*REQUEST:* Reproduce the material below with every "barcode-bar" replaced by "barcode-stripe", leaving everything else unchanged.

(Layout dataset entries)
◆ ◆ ◆ ◆ ◆ ◆ ◆

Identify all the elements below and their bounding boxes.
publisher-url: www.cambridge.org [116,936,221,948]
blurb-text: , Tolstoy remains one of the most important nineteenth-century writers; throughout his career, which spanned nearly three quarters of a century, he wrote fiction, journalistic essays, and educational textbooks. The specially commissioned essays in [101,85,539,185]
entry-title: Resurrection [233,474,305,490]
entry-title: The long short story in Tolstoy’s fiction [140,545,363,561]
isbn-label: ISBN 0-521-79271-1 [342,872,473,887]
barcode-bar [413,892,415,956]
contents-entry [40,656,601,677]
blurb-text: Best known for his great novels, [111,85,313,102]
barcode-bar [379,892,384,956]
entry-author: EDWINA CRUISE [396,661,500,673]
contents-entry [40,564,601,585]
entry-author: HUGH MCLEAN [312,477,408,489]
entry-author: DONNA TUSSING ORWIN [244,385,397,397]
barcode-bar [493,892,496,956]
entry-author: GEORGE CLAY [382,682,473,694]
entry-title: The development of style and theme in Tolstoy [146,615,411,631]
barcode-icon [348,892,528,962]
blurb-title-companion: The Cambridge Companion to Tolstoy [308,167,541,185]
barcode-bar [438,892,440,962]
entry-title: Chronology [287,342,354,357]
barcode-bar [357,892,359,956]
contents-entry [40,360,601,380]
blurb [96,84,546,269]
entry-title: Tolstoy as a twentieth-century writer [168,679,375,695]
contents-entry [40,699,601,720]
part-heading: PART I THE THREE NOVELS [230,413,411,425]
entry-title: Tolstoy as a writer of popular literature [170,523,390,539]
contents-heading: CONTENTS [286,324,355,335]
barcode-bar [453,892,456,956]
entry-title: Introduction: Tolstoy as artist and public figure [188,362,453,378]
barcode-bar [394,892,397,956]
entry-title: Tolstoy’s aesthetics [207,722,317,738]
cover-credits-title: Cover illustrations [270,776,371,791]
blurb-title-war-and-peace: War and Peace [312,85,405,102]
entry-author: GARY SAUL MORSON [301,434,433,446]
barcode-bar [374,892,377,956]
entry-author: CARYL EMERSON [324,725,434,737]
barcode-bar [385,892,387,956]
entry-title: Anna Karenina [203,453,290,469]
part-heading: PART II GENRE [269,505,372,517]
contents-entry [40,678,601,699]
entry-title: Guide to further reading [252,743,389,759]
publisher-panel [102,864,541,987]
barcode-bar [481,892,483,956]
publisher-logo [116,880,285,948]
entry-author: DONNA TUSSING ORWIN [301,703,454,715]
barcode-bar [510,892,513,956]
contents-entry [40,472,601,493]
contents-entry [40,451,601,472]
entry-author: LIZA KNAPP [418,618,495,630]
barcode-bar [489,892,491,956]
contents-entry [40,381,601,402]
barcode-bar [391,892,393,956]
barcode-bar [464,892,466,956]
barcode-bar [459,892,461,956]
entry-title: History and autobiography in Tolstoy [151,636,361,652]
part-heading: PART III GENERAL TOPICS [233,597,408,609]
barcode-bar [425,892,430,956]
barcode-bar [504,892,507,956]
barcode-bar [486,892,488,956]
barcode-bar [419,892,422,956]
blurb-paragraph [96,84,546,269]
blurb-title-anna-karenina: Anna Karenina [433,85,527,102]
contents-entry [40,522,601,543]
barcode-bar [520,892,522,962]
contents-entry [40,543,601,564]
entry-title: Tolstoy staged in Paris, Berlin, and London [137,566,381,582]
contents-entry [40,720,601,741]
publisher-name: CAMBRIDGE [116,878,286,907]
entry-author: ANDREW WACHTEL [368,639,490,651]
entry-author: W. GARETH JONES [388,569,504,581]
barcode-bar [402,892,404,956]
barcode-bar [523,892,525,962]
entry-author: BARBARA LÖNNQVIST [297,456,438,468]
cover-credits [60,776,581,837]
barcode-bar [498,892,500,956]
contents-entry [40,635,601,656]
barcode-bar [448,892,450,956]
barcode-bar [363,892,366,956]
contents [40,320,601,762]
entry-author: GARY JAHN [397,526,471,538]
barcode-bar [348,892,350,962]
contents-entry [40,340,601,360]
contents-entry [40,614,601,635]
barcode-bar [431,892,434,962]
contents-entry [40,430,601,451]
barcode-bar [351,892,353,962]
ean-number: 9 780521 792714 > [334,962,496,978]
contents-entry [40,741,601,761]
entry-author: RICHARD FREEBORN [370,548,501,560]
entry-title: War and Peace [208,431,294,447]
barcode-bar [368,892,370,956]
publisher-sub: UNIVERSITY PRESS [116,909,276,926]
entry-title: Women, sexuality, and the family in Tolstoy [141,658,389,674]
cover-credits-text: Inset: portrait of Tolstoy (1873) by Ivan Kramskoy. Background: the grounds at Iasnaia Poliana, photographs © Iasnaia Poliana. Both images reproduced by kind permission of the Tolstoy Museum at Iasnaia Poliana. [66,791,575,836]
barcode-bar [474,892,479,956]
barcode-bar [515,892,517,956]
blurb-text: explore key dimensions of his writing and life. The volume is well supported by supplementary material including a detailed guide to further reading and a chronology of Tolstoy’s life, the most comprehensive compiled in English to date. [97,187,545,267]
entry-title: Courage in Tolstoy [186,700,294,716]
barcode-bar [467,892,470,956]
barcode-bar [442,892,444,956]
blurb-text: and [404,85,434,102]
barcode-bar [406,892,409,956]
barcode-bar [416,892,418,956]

◆ ◆ ◆ ◆ ◆ ◆ ◆

*FINISHED EXERCISE:*
Identify all the elements below and their bounding boxes.
publisher-url: www.cambridge.org [116,936,221,948]
blurb-text: , Tolstoy remains one of the most important nineteenth-century writers; throughout his career, which spanned nearly three quarters of a century, he wrote fiction, journalistic essays, and educational textbooks. The specially commissioned essays in [101,85,539,185]
entry-title: Resurrection [233,474,305,490]
entry-title: The long short story in Tolstoy’s fiction [140,545,363,561]
isbn-label: ISBN 0-521-79271-1 [342,872,473,887]
barcode-stripe [413,892,415,956]
contents-entry [40,656,601,677]
blurb-text: Best known for his great novels, [111,85,313,102]
barcode-stripe [379,892,384,956]
entry-author: EDWINA CRUISE [396,661,500,673]
contents-entry [40,564,601,585]
entry-author: HUGH MCLEAN [312,477,408,489]
entry-author: DONNA TUSSING ORWIN [244,385,397,397]
barcode-stripe [493,892,496,956]
entry-author: GEORGE CLAY [382,682,473,694]
entry-title: The development of style and theme in Tolstoy [146,615,411,631]
barcode-icon [348,892,528,962]
blurb-title-companion: The Cambridge Companion to Tolstoy [308,167,541,185]
barcode-stripe [438,892,440,962]
entry-title: Chronology [287,342,354,357]
barcode-stripe [357,892,359,956]
contents-entry [40,360,601,380]
blurb [96,84,546,269]
entry-title: Tolstoy as a twentieth-century writer [168,679,375,695]
contents-entry [40,699,601,720]
part-heading: PART I THE THREE NOVELS [230,413,411,425]
entry-title: Tolstoy as a writer of popular literature [170,523,390,539]
contents-heading: CONTENTS [286,324,355,335]
barcode-stripe [453,892,456,956]
entry-title: Introduction: Tolstoy as artist and public figure [188,362,453,378]
barcode-stripe [394,892,397,956]
entry-title: Tolstoy’s aesthetics [207,722,317,738]
cover-credits-title: Cover illustrations [270,776,371,791]
blurb-title-war-and-peace: War and Peace [312,85,405,102]
entry-author: GARY SAUL MORSON [301,434,433,446]
barcode-stripe [374,892,377,956]
entry-author: CARYL EMERSON [324,725,434,737]
barcode-stripe [385,892,387,956]
entry-title: Anna Karenina [203,453,290,469]
part-heading: PART II GENRE [269,505,372,517]
contents-entry [40,678,601,699]
entry-title: Guide to further reading [252,743,389,759]
publisher-panel [102,864,541,987]
barcode-stripe [481,892,483,956]
publisher-logo [116,880,285,948]
entry-author: DONNA TUSSING ORWIN [301,703,454,715]
barcode-stripe [510,892,513,956]
contents-entry [40,472,601,493]
contents-entry [40,451,601,472]
entry-author: LIZA KNAPP [418,618,495,630]
barcode-stripe [489,892,491,956]
contents-entry [40,381,601,402]
barcode-stripe [391,892,393,956]
barcode-stripe [464,892,466,956]
barcode-stripe [459,892,461,956]
entry-title: History and autobiography in Tolstoy [151,636,361,652]
part-heading: PART III GENERAL TOPICS [233,597,408,609]
barcode-stripe [425,892,430,956]
barcode-stripe [504,892,507,956]
barcode-stripe [486,892,488,956]
barcode-stripe [419,892,422,956]
blurb-paragraph [96,84,546,269]
blurb-title-anna-karenina: Anna Karenina [433,85,527,102]
contents-entry [40,522,601,543]
barcode-stripe [520,892,522,962]
contents-entry [40,543,601,564]
entry-title: Tolstoy staged in Paris, Berlin, and London [137,566,381,582]
contents-entry [40,720,601,741]
publisher-name: CAMBRIDGE [116,878,286,907]
entry-author: ANDREW WACHTEL [368,639,490,651]
entry-author: W. GARETH JONES [388,569,504,581]
barcode-stripe [402,892,404,956]
barcode-stripe [523,892,525,962]
entry-author: BARBARA LÖNNQVIST [297,456,438,468]
cover-credits [60,776,581,837]
barcode-stripe [498,892,500,956]
contents-entry [40,635,601,656]
barcode-stripe [448,892,450,956]
barcode-stripe [363,892,366,956]
contents [40,320,601,762]
entry-author: GARY JAHN [397,526,471,538]
barcode-stripe [348,892,350,962]
contents-entry [40,340,601,360]
contents-entry [40,614,601,635]
barcode-stripe [431,892,434,962]
contents-entry [40,430,601,451]
barcode-stripe [351,892,353,962]
ean-number: 9 780521 792714 > [334,962,496,978]
contents-entry [40,741,601,761]
entry-author: RICHARD FREEBORN [370,548,501,560]
entry-title: War and Peace [208,431,294,447]
barcode-stripe [368,892,370,956]
publisher-sub: UNIVERSITY PRESS [116,909,276,926]
entry-title: Women, sexuality, and the family in Tolstoy [141,658,389,674]
cover-credits-text: Inset: portrait of Tolstoy (1873) by Ivan Kramskoy. Background: the grounds at Iasnaia Poliana, photographs © Iasnaia Poliana. Both images reproduced by kind permission of the Tolstoy Museum at Iasnaia Poliana. [66,791,575,836]
barcode-stripe [474,892,479,956]
barcode-stripe [515,892,517,956]
blurb-text: explore key dimensions of his writing and life. The volume is well supported by supplementary material including a detailed guide to further reading and a chronology of Tolstoy’s life, the most comprehensive compiled in English to date. [97,187,545,267]
entry-title: Courage in Tolstoy [186,700,294,716]
barcode-stripe [467,892,470,956]
barcode-stripe [442,892,444,956]
blurb-text: and [404,85,434,102]
barcode-stripe [406,892,409,956]
barcode-stripe [416,892,418,956]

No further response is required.